Work instructions » Transcribe all of the data exactly. Omit the pictures.
--- begin Data for processing ---
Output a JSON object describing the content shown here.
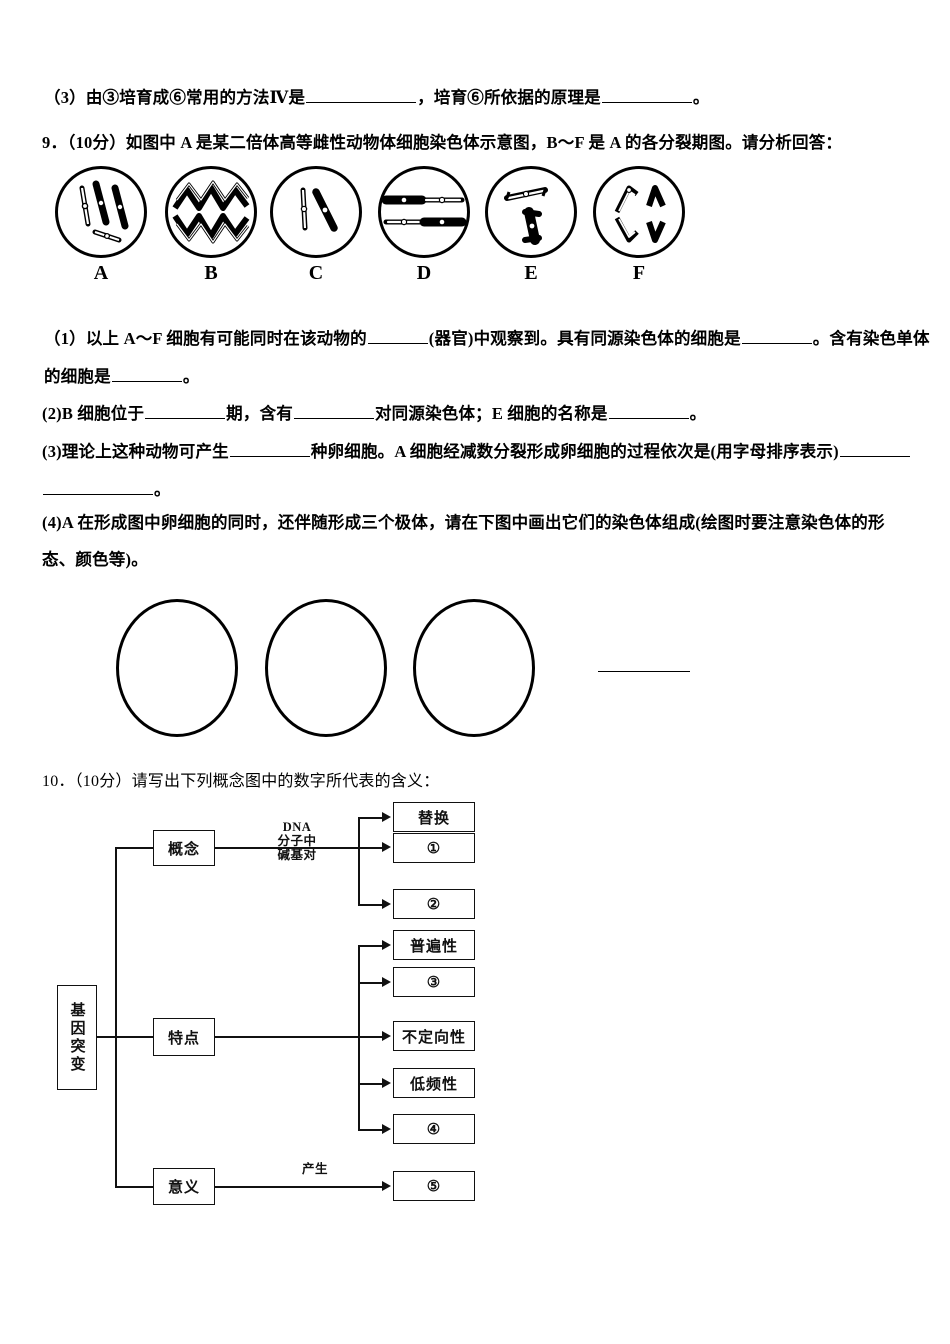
{
  "document": {
    "type": "biology-exam-paper",
    "language": "zh-CN"
  },
  "question8": {
    "part3": {
      "prefix": "（3）由③培育成⑥常用的方法Ⅳ是",
      "middle": "，培育⑥所依据的原理是",
      "suffix": "。"
    }
  },
  "question9": {
    "number": "9．",
    "score": "（10分）",
    "stem": "如图中 A 是某二倍体高等雌性动物体细胞染色体示意图，B～F 是 A 的各分裂期图。请分析回答：",
    "full_stem": "9．（10分）如图中 A 是某二倍体高等雌性动物体细胞染色体示意图，B～F 是 A 的各分裂期图。请分析回答：",
    "cell_diagrams": [
      {
        "label": "A",
        "name": "somatic-cell-chromosomes"
      },
      {
        "label": "B",
        "name": "division-stage-b"
      },
      {
        "label": "C",
        "name": "division-stage-c"
      },
      {
        "label": "D",
        "name": "division-stage-d"
      },
      {
        "label": "E",
        "name": "division-stage-e"
      },
      {
        "label": "F",
        "name": "division-stage-f"
      }
    ],
    "part1_line1": {
      "a": "（1）以上 A～F 细胞有可能同时在该动物的",
      "b": "(器官)中观察到。具有同源染色体的细胞是",
      "c": "。含有染色单体"
    },
    "part1_line2": {
      "a": "的细胞是",
      "b": "。"
    },
    "part2": {
      "a": "(2)B 细胞位于",
      "b": "期，含有",
      "c": "对同源染色体；E 细胞的名称是",
      "d": "。"
    },
    "part3_line1": {
      "a": "(3)理论上这种动物可产生",
      "b": "种卵细胞。A 细胞经减数分裂形成卵细胞的过程依次是(用字母排序表示)"
    },
    "part3_line2": {
      "a": "。"
    },
    "part4_line1": "(4)A 在形成图中卵细胞的同时，还伴随形成三个极体，请在下图中画出它们的染色体组成(绘图时要注意染色体的形",
    "part4_line2": "态、颜色等)。",
    "answer_ovals": [
      {
        "name": "polar-body-drawing-area-1"
      },
      {
        "name": "polar-body-drawing-area-2"
      },
      {
        "name": "polar-body-drawing-area-3"
      }
    ],
    "answer_blank_line": {
      "name": "answer-underline"
    }
  },
  "question10": {
    "number": "10．",
    "score": "（10分）",
    "stem": "请写出下列概念图中的数字所代表的含义：",
    "full_stem": "10．（10分）请写出下列概念图中的数字所代表的含义：",
    "concept_map": {
      "root": "基因突变",
      "branches": [
        {
          "label": "概念",
          "edge_label": "DNA\n分子中\n碱基对",
          "edge_label_lines": [
            "DNA",
            "分子中",
            "碱基对"
          ],
          "items": [
            "替换",
            "①",
            "②"
          ]
        },
        {
          "label": "特点",
          "edge_label": "",
          "edge_label_lines": [],
          "items": [
            "普遍性",
            "③",
            "不定向性",
            "低频性",
            "④"
          ]
        },
        {
          "label": "意义",
          "edge_label": "产生",
          "edge_label_lines": [
            "产生"
          ],
          "items": [
            "⑤"
          ]
        }
      ]
    }
  },
  "colors": {
    "ink": "#000000",
    "diagram_ink": "#111111",
    "paper": "#ffffff"
  }
}
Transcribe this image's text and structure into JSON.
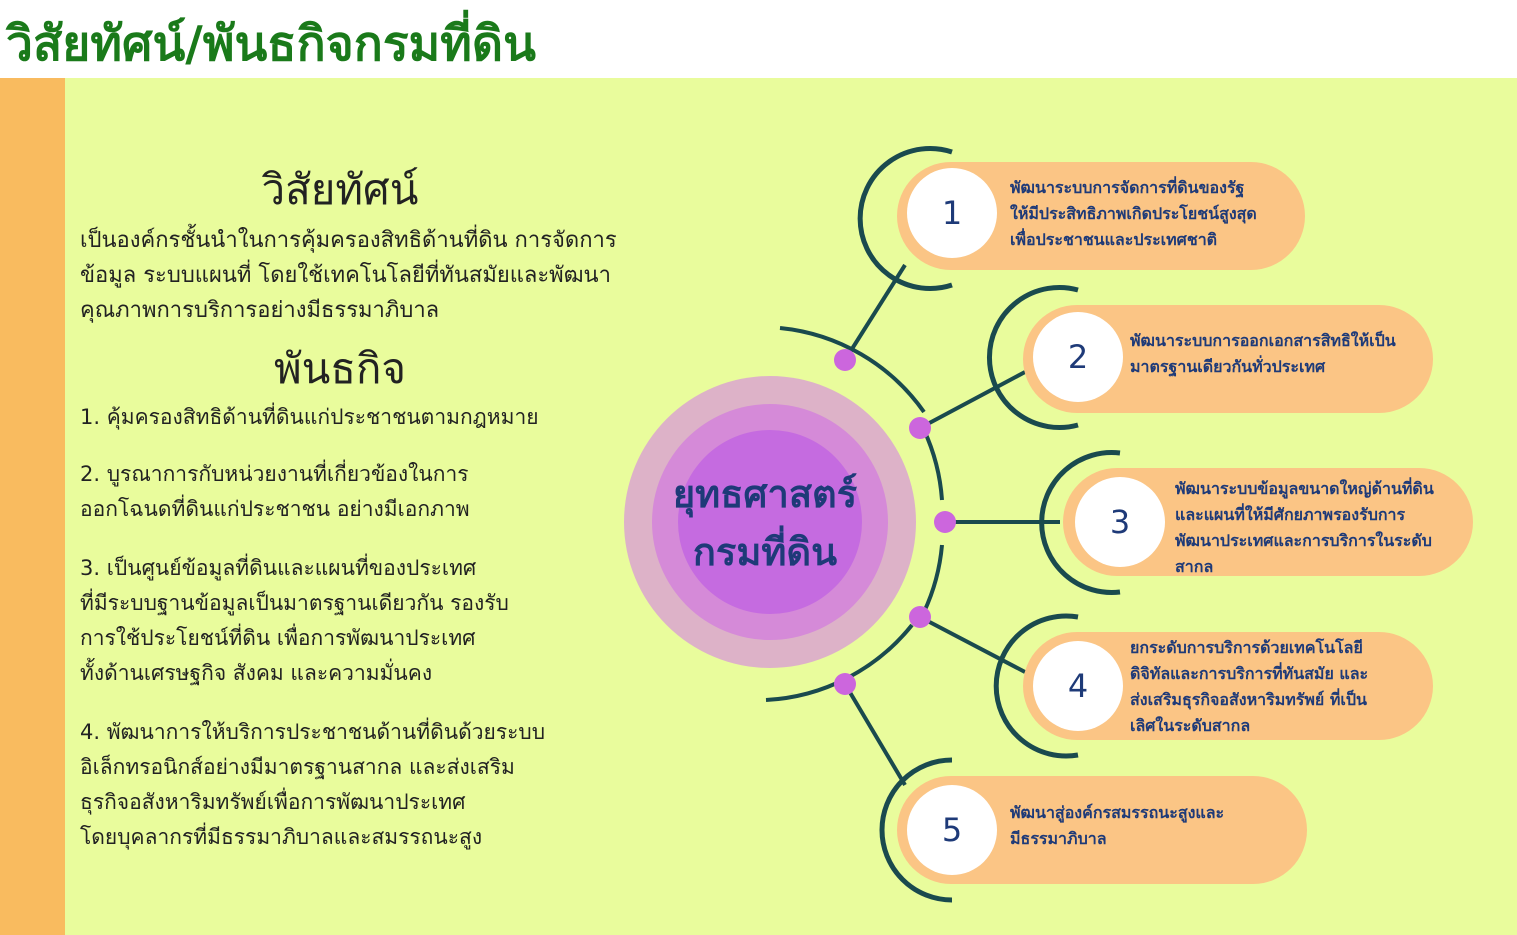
{
  "page_title": "วิสัยทัศน์/พันธกิจกรมที่ดิน",
  "colors": {
    "background": "#ffffff",
    "title": "#1a7a1a",
    "left_stripe": "#f9bb5f",
    "panel": "#e9fc9c",
    "node_pill": "#fbc585",
    "node_ring": "#1a4a4e",
    "node_text": "#1e3a78",
    "connector_dot": "#cc66dd",
    "center_outer": "#ddb2c8",
    "center_mid": "#d58ad8",
    "center_inner": "#c56be0"
  },
  "vision": {
    "heading": "วิสัยทัศน์",
    "lines": [
      "เป็นองค์กรชั้นนำในการคุ้มครองสิทธิด้านที่ดิน การจัดการ",
      "ข้อมูล ระบบแผนที่ โดยใช้เทคโนโลยีที่ทันสมัยและพัฒนา",
      "คุณภาพการบริการอย่างมีธรรมาภิบาล"
    ]
  },
  "mission": {
    "heading": "พันธกิจ",
    "items": [
      {
        "lines": [
          "1. คุ้มครองสิทธิด้านที่ดินแก่ประชาชนตามกฎหมาย"
        ]
      },
      {
        "lines": [
          "2. บูรณาการกับหน่วยงานที่เกี่ยวข้องในการ",
          "ออกโฉนดที่ดินแก่ประชาชน อย่างมีเอกภาพ"
        ]
      },
      {
        "lines": [
          "3. เป็นศูนย์ข้อมูลที่ดินและแผนที่ของประเทศ",
          "ที่มีระบบฐานข้อมูลเป็นมาตรฐานเดียวกัน รองรับ",
          "การใช้ประโยชน์ที่ดิน เพื่อการพัฒนาประเทศ",
          "ทั้งด้านเศรษฐกิจ สังคม และความมั่นคง"
        ]
      },
      {
        "lines": [
          "4. พัฒนาการให้บริการประชาชนด้านที่ดินด้วยระบบ",
          "อิเล็กทรอนิกส์อย่างมีมาตรฐานสากล และส่งเสริม",
          "ธุรกิจอสังหาริมทรัพย์เพื่อการพัฒนาประเทศ",
          "โดยบุคลากรที่มีธรรมาภิบาลและสมรรถนะสูง"
        ]
      }
    ]
  },
  "strategy": {
    "center_lines": [
      "ยุทธศาสตร์",
      "กรมที่ดิน"
    ],
    "nodes": [
      {
        "number": "1",
        "lines": [
          "พัฒนาระบบการจัดการที่ดินของรัฐ",
          "ให้มีประสิทธิภาพเกิดประโยชน์สูงสุด",
          "เพื่อประชาชนและประเทศชาติ"
        ]
      },
      {
        "number": "2",
        "lines": [
          "พัฒนาระบบการออกเอกสารสิทธิให้เป็น",
          "มาตรฐานเดียวกันทั่วประเทศ"
        ]
      },
      {
        "number": "3",
        "lines": [
          "พัฒนาระบบข้อมูลขนาดใหญ่ด้านที่ดิน",
          "และแผนที่ให้มีศักยภาพรองรับการ",
          "พัฒนาประเทศและการบริการในระดับ",
          "สากล"
        ]
      },
      {
        "number": "4",
        "lines": [
          "ยกระดับการบริการด้วยเทคโนโลยี",
          "ดิจิทัลและการบริการที่ทันสมัย และ",
          "ส่งเสริมธุรกิจอสังหาริมทรัพย์ ที่เป็น",
          "เลิศในระดับสากล"
        ]
      },
      {
        "number": "5",
        "lines": [
          "พัฒนาสู่องค์กรสมรรถนะสูงและ",
          "มีธรรมาภิบาล"
        ]
      }
    ]
  }
}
--- end Data for processing ---
Expected answer »
Output a JSON object describing the content shown here.
{
  "document": {
    "type": "biology-exam-paper",
    "language": "zh-CN"
  },
  "question8": {
    "part3": {
      "prefix": "（3）由③培育成⑥常用的方法Ⅳ是",
      "middle": "，培育⑥所依据的原理是",
      "suffix": "。"
    }
  },
  "question9": {
    "number": "9．",
    "score": "（10分）",
    "stem": "如图中 A 是某二倍体高等雌性动物体细胞染色体示意图，B～F 是 A 的各分裂期图。请分析回答：",
    "full_stem": "9．（10分）如图中 A 是某二倍体高等雌性动物体细胞染色体示意图，B～F 是 A 的各分裂期图。请分析回答：",
    "cell_diagrams": [
      {
        "label": "A",
        "name": "somatic-cell-chromosomes"
      },
      {
        "label": "B",
        "name": "division-stage-b"
      },
      {
        "label": "C",
        "name": "division-stage-c"
      },
      {
        "label": "D",
        "name": "division-stage-d"
      },
      {
        "label": "E",
        "name": "division-stage-e"
      },
      {
        "label": "F",
        "name": "division-stage-f"
      }
    ],
    "part1_line1": {
      "a": "（1）以上 A～F 细胞有可能同时在该动物的",
      "b": "(器官)中观察到。具有同源染色体的细胞是",
      "c": "。含有染色单体"
    },
    "part1_line2": {
      "a": "的细胞是",
      "b": "。"
    },
    "part2": {
      "a": "(2)B 细胞位于",
      "b": "期，含有",
      "c": "对同源染色体；E 细胞的名称是",
      "d": "。"
    },
    "part3_line1": {
      "a": "(3)理论上这种动物可产生",
      "b": "种卵细胞。A 细胞经减数分裂形成卵细胞的过程依次是(用字母排序表示)"
    },
    "part3_line2": {
      "a": "。"
    },
    "part4_line1": "(4)A 在形成图中卵细胞的同时，还伴随形成三个极体，请在下图中画出它们的染色体组成(绘图时要注意染色体的形",
    "part4_line2": "态、颜色等)。",
    "answer_ovals": [
      {
        "name": "polar-body-drawing-area-1"
      },
      {
        "name": "polar-body-drawing-area-2"
      },
      {
        "name": "polar-body-drawing-area-3"
      }
    ],
    "answer_blank_line": {
      "name": "answer-underline"
    }
  },
  "question10": {
    "number": "10．",
    "score": "（10分）",
    "stem": "请写出下列概念图中的数字所代表的含义：",
    "full_stem": "10．（10分）请写出下列概念图中的数字所代表的含义：",
    "concept_map": {
      "root": "基因突变",
      "branches": [
        {
          "label": "概念",
          "edge_label": "DNA\n分子中\n碱基对",
          "edge_label_lines": [
            "DNA",
            "分子中",
            "碱基对"
          ],
          "items": [
            "替换",
            "①",
            "②"
          ]
        },
        {
          "label": "特点",
          "edge_label": "",
          "edge_label_lines": [],
          "items": [
            "普遍性",
            "③",
            "不定向性",
            "低频性",
            "④"
          ]
        },
        {
          "label": "意义",
          "edge_label": "产生",
          "edge_label_lines": [
            "产生"
          ],
          "items": [
            "⑤"
          ]
        }
      ]
    }
  },
  "colors": {
    "ink": "#000000",
    "diagram_ink": "#111111",
    "paper": "#ffffff"
  }
}
Transcribe this image's text and structure into JSON.
{
  "page_title": "วิสัยทัศน์/พันธกิจกรมที่ดิน",
  "colors": {
    "background": "#ffffff",
    "title": "#1a7a1a",
    "left_stripe": "#f9bb5f",
    "panel": "#e9fc9c",
    "node_pill": "#fbc585",
    "node_ring": "#1a4a4e",
    "node_text": "#1e3a78",
    "connector_dot": "#cc66dd",
    "center_outer": "#ddb2c8",
    "center_mid": "#d58ad8",
    "center_inner": "#c56be0"
  },
  "vision": {
    "heading": "วิสัยทัศน์",
    "lines": [
      "เป็นองค์กรชั้นนำในการคุ้มครองสิทธิด้านที่ดิน การจัดการ",
      "ข้อมูล ระบบแผนที่ โดยใช้เทคโนโลยีที่ทันสมัยและพัฒนา",
      "คุณภาพการบริการอย่างมีธรรมาภิบาล"
    ]
  },
  "mission": {
    "heading": "พันธกิจ",
    "items": [
      {
        "lines": [
          "1. คุ้มครองสิทธิด้านที่ดินแก่ประชาชนตามกฎหมาย"
        ]
      },
      {
        "lines": [
          "2. บูรณาการกับหน่วยงานที่เกี่ยวข้องในการ",
          "ออกโฉนดที่ดินแก่ประชาชน อย่างมีเอกภาพ"
        ]
      },
      {
        "lines": [
          "3. เป็นศูนย์ข้อมูลที่ดินและแผนที่ของประเทศ",
          "ที่มีระบบฐานข้อมูลเป็นมาตรฐานเดียวกัน รองรับ",
          "การใช้ประโยชน์ที่ดิน เพื่อการพัฒนาประเทศ",
          "ทั้งด้านเศรษฐกิจ สังคม และความมั่นคง"
        ]
      },
      {
        "lines": [
          "4. พัฒนาการให้บริการประชาชนด้านที่ดินด้วยระบบ",
          "อิเล็กทรอนิกส์อย่างมีมาตรฐานสากล และส่งเสริม",
          "ธุรกิจอสังหาริมทรัพย์เพื่อการพัฒนาประเทศ",
          "โดยบุคลากรที่มีธรรมาภิบาลและสมรรถนะสูง"
        ]
      }
    ]
  },
  "strategy": {
    "center_lines": [
      "ยุทธศาสตร์",
      "กรมที่ดิน"
    ],
    "nodes": [
      {
        "number": "1",
        "lines": [
          "พัฒนาระบบการจัดการที่ดินของรัฐ",
          "ให้มีประสิทธิภาพเกิดประโยชน์สูงสุด",
          "เพื่อประชาชนและประเทศชาติ"
        ]
      },
      {
        "number": "2",
        "lines": [
          "พัฒนาระบบการออกเอกสารสิทธิให้เป็น",
          "มาตรฐานเดียวกันทั่วประเทศ"
        ]
      },
      {
        "number": "3",
        "lines": [
          "พัฒนาระบบข้อมูลขนาดใหญ่ด้านที่ดิน",
          "และแผนที่ให้มีศักยภาพรองรับการ",
          "พัฒนาประเทศและการบริการในระดับ",
          "สากล"
        ]
      },
      {
        "number": "4",
        "lines": [
          "ยกระดับการบริการด้วยเทคโนโลยี",
          "ดิจิทัลและการบริการที่ทันสมัย และ",
          "ส่งเสริมธุรกิจอสังหาริมทรัพย์ ที่เป็น",
          "เลิศในระดับสากล"
        ]
      },
      {
        "number": "5",
        "lines": [
          "พัฒนาสู่องค์กรสมรรถนะสูงและ",
          "มีธรรมาภิบาล"
        ]
      }
    ]
  }
}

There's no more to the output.